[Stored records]
┄┄┄┄┄┄
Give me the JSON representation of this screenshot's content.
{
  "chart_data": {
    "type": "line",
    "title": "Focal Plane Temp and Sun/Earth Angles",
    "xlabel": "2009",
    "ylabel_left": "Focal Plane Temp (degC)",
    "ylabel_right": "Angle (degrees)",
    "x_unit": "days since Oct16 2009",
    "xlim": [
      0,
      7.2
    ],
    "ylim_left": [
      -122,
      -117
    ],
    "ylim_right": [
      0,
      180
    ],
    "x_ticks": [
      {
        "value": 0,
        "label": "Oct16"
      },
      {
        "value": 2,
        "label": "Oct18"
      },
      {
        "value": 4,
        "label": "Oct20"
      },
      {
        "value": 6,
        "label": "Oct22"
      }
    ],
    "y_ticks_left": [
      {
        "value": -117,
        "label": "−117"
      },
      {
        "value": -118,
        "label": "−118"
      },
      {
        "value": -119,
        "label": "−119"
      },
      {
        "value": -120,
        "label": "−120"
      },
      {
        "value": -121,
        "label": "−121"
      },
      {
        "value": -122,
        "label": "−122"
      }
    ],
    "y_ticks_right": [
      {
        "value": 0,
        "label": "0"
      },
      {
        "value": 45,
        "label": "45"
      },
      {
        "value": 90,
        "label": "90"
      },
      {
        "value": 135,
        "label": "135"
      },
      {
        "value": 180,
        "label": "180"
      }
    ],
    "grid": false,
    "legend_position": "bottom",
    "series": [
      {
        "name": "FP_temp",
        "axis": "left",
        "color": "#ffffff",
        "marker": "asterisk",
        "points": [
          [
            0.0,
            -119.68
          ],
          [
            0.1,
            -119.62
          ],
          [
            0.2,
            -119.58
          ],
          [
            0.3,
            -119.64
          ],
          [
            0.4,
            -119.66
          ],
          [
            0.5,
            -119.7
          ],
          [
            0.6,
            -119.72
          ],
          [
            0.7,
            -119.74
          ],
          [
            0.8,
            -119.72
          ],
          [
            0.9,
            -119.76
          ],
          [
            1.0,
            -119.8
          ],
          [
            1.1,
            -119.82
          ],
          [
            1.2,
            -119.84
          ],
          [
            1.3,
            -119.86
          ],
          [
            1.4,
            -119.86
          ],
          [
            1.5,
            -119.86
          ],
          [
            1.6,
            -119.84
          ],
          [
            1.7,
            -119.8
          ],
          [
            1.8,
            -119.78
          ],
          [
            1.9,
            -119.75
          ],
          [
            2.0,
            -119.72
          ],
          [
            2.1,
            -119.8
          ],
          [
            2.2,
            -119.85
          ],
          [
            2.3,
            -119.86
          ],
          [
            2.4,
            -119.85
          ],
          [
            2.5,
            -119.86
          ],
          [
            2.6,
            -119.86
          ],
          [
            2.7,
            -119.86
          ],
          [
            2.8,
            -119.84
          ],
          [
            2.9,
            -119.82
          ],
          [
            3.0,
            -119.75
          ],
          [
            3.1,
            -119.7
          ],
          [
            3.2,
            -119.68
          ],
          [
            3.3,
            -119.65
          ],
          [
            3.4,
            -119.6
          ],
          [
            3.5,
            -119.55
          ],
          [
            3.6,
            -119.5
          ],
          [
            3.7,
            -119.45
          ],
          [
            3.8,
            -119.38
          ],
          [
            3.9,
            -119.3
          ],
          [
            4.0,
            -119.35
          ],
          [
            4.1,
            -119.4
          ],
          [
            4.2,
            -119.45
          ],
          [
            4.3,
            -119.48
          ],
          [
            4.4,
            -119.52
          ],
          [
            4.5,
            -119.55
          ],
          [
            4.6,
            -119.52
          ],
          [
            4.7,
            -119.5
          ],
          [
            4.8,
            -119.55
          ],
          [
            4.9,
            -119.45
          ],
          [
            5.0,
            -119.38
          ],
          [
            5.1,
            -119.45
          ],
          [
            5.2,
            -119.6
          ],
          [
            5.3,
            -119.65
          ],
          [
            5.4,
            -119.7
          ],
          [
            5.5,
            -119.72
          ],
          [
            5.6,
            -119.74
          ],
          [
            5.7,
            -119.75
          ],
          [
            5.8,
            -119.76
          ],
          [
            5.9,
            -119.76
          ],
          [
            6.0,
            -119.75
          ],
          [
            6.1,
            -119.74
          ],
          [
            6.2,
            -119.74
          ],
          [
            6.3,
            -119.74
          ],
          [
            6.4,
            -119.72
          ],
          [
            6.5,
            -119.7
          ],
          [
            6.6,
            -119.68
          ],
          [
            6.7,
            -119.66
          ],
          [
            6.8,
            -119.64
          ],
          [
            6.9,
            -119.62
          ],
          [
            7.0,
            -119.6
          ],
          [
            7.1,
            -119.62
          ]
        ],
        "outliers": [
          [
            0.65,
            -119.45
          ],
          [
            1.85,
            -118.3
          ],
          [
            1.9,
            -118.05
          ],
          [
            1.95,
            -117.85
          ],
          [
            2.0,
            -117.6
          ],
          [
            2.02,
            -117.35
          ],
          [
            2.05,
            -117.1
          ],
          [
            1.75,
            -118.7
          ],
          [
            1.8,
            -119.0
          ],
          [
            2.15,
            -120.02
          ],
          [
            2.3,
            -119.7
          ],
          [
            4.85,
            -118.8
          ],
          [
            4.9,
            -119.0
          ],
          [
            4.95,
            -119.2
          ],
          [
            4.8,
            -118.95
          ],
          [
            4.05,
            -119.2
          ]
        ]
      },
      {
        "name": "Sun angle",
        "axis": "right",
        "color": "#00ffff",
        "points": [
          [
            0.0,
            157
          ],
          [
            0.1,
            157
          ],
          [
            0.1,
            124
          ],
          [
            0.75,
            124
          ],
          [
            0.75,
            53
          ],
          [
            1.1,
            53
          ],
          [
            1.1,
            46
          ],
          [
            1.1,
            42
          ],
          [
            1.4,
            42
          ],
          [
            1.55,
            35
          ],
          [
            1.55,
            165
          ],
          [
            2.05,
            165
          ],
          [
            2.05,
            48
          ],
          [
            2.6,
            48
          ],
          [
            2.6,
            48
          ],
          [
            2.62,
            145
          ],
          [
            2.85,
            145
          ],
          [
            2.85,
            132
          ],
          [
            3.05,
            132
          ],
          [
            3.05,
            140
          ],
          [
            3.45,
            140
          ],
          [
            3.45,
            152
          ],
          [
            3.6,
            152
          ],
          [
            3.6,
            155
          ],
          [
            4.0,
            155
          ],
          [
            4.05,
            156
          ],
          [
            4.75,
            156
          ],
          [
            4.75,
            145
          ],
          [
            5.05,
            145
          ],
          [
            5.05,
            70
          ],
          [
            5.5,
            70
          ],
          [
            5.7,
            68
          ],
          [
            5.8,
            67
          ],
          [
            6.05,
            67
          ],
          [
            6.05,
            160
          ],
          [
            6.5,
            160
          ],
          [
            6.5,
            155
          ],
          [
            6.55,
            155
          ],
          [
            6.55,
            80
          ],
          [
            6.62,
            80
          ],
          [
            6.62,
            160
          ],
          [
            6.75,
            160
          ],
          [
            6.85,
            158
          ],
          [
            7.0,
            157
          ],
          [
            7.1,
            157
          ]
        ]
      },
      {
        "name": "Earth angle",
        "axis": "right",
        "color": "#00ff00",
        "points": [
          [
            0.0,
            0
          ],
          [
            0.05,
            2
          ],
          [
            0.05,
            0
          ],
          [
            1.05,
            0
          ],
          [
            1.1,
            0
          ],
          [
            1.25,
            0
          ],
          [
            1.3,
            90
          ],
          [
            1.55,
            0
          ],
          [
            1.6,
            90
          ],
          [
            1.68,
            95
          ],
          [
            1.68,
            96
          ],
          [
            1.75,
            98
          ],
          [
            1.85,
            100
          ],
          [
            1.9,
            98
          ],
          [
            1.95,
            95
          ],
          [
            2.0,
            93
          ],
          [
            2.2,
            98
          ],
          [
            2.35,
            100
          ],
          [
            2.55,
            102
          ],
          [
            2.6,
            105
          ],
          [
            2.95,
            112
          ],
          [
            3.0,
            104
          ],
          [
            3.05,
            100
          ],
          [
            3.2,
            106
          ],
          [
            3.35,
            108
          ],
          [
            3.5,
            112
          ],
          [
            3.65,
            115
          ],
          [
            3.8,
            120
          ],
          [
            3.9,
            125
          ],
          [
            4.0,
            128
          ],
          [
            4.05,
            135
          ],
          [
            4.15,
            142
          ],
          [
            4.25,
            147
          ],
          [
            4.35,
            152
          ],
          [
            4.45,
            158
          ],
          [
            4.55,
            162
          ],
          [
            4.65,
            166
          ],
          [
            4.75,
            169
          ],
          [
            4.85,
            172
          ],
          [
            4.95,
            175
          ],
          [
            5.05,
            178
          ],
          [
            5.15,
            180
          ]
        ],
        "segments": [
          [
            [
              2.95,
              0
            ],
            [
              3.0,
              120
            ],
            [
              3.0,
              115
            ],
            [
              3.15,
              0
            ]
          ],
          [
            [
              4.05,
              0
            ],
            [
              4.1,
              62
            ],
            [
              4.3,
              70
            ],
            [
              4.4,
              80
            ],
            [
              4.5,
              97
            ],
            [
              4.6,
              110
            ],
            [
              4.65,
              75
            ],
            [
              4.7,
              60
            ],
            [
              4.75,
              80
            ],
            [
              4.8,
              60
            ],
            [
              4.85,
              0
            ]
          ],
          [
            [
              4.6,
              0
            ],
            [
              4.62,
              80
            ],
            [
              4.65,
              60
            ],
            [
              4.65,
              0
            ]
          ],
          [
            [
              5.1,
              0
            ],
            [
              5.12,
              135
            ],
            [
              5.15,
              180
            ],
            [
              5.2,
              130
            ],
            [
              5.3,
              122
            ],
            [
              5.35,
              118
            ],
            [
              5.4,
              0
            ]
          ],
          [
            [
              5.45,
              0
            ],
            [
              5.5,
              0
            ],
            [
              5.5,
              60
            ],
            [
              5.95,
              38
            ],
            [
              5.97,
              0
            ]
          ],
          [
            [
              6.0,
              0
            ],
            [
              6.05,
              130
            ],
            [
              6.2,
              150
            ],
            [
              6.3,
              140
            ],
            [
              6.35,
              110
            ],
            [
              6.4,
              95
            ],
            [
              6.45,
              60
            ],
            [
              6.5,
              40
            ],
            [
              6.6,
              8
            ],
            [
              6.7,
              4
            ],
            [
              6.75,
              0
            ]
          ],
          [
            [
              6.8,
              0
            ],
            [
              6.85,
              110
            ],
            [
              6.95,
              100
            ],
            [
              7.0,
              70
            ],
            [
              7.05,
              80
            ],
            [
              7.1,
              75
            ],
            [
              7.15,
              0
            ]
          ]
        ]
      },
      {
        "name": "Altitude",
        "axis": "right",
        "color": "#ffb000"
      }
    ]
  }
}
┄┄┄┄┄┄
**THE EXERCISE:**
Gather each line of the records holding the string "Focal".

**RESULT FOR THIS TASK:**
    "title": "Focal Plane Temp and Sun/Earth Angles",
    "ylabel_left": "Focal Plane Temp (degC)",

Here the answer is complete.